Record list ->
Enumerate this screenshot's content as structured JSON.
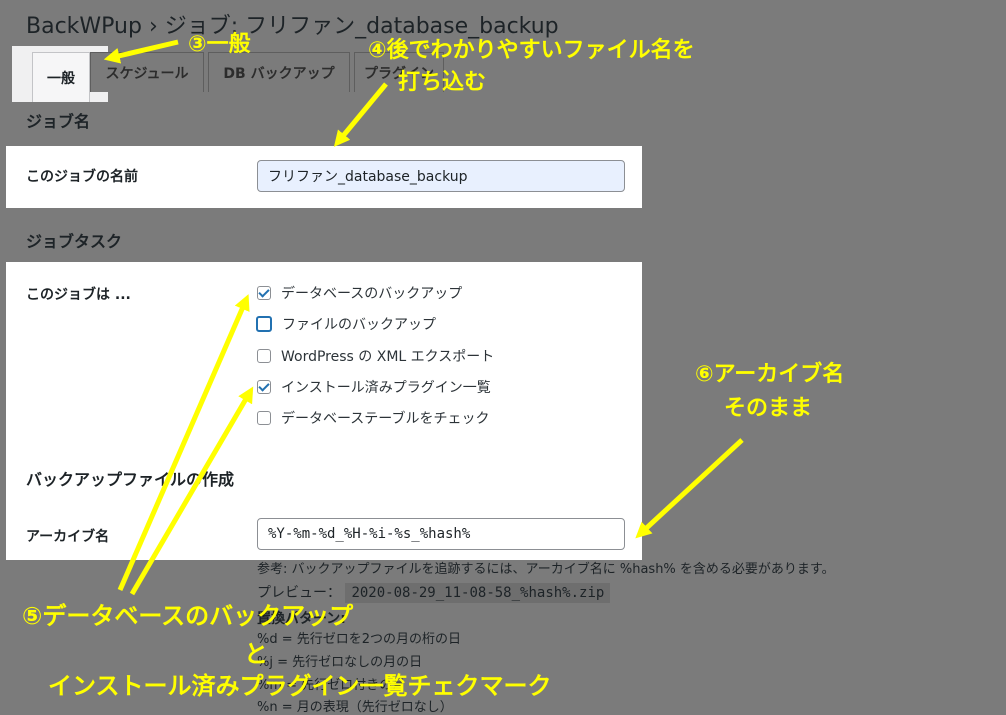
{
  "header": {
    "title": "BackWPup › ジョブ: フリファン_database_backup"
  },
  "tabs": [
    {
      "label": "一般",
      "active": true
    },
    {
      "label": "スケジュール",
      "active": false
    },
    {
      "label": "DB バックアップ",
      "active": false
    },
    {
      "label": "プラグイン",
      "active": false
    }
  ],
  "job_name_section": {
    "title": "ジョブ名",
    "field_label": "このジョブの名前",
    "field_value": "フリファン_database_backup"
  },
  "job_tasks_section": {
    "title": "ジョブタスク",
    "field_label": "このジョブは ...",
    "tasks": [
      {
        "label": "データベースのバックアップ",
        "checked": true
      },
      {
        "label": "ファイルのバックアップ",
        "checked": false
      },
      {
        "label": "WordPress の XML エクスポート",
        "checked": false
      },
      {
        "label": "インストール済みプラグイン一覧",
        "checked": true
      },
      {
        "label": "データベーステーブルをチェック",
        "checked": false
      }
    ]
  },
  "backup_file_section": {
    "title": "バックアップファイルの作成",
    "archive_label": "アーカイブ名",
    "archive_value": "%Y-%m-%d_%H-%i-%s_%hash%",
    "note": "参考: バックアップファイルを追跡するには、アーカイブ名に %hash% を含める必要があります。",
    "preview_label": "プレビュー：",
    "preview_value": "2020-08-29_11-08-58_%hash%.zip",
    "replacement_heading": "置換パターン:",
    "patterns": [
      "%d = 先行ゼロを2つの月の桁の日",
      "%j = 先行ゼロなしの月の日",
      "%m = 先行ゼロ付きの月",
      "%n = 月の表現（先行ゼロなし）"
    ]
  },
  "annotations": {
    "step3": "③一般",
    "step4_line1": "④後でわかりやすいファイル名を",
    "step4_line2": "打ち込む",
    "step5_line1": "⑤データベースのバックアップ",
    "step5_line2": "と",
    "step5_line3": "インストール済みプラグイン一覧チェクマーク",
    "step6_line1": "⑥アーカイブ名",
    "step6_line2": "そのまま"
  },
  "colors": {
    "overlay_gray": "#7b7b7b",
    "annotation_yellow": "#ffff00",
    "checkbox_blue": "#2271b1"
  }
}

The exercise -> Excluding the pictures, reproduce every entry exactly as given.

Response to the exercise ->
Enumerate this screenshot's content as structured JSON.
{
  "header": {
    "title": "BackWPup › ジョブ: フリファン_database_backup"
  },
  "tabs": [
    {
      "label": "一般",
      "active": true
    },
    {
      "label": "スケジュール",
      "active": false
    },
    {
      "label": "DB バックアップ",
      "active": false
    },
    {
      "label": "プラグイン",
      "active": false
    }
  ],
  "job_name_section": {
    "title": "ジョブ名",
    "field_label": "このジョブの名前",
    "field_value": "フリファン_database_backup"
  },
  "job_tasks_section": {
    "title": "ジョブタスク",
    "field_label": "このジョブは ...",
    "tasks": [
      {
        "label": "データベースのバックアップ",
        "checked": true
      },
      {
        "label": "ファイルのバックアップ",
        "checked": false
      },
      {
        "label": "WordPress の XML エクスポート",
        "checked": false
      },
      {
        "label": "インストール済みプラグイン一覧",
        "checked": true
      },
      {
        "label": "データベーステーブルをチェック",
        "checked": false
      }
    ]
  },
  "backup_file_section": {
    "title": "バックアップファイルの作成",
    "archive_label": "アーカイブ名",
    "archive_value": "%Y-%m-%d_%H-%i-%s_%hash%",
    "note": "参考: バックアップファイルを追跡するには、アーカイブ名に %hash% を含める必要があります。",
    "preview_label": "プレビュー：",
    "preview_value": "2020-08-29_11-08-58_%hash%.zip",
    "replacement_heading": "置換パターン:",
    "patterns": [
      "%d = 先行ゼロを2つの月の桁の日",
      "%j = 先行ゼロなしの月の日",
      "%m = 先行ゼロ付きの月",
      "%n = 月の表現（先行ゼロなし）"
    ]
  },
  "annotations": {
    "step3": "③一般",
    "step4_line1": "④後でわかりやすいファイル名を",
    "step4_line2": "打ち込む",
    "step5_line1": "⑤データベースのバックアップ",
    "step5_line2": "と",
    "step5_line3": "インストール済みプラグイン一覧チェクマーク",
    "step6_line1": "⑥アーカイブ名",
    "step6_line2": "そのまま"
  },
  "colors": {
    "overlay_gray": "#7b7b7b",
    "annotation_yellow": "#ffff00",
    "checkbox_blue": "#2271b1"
  }
}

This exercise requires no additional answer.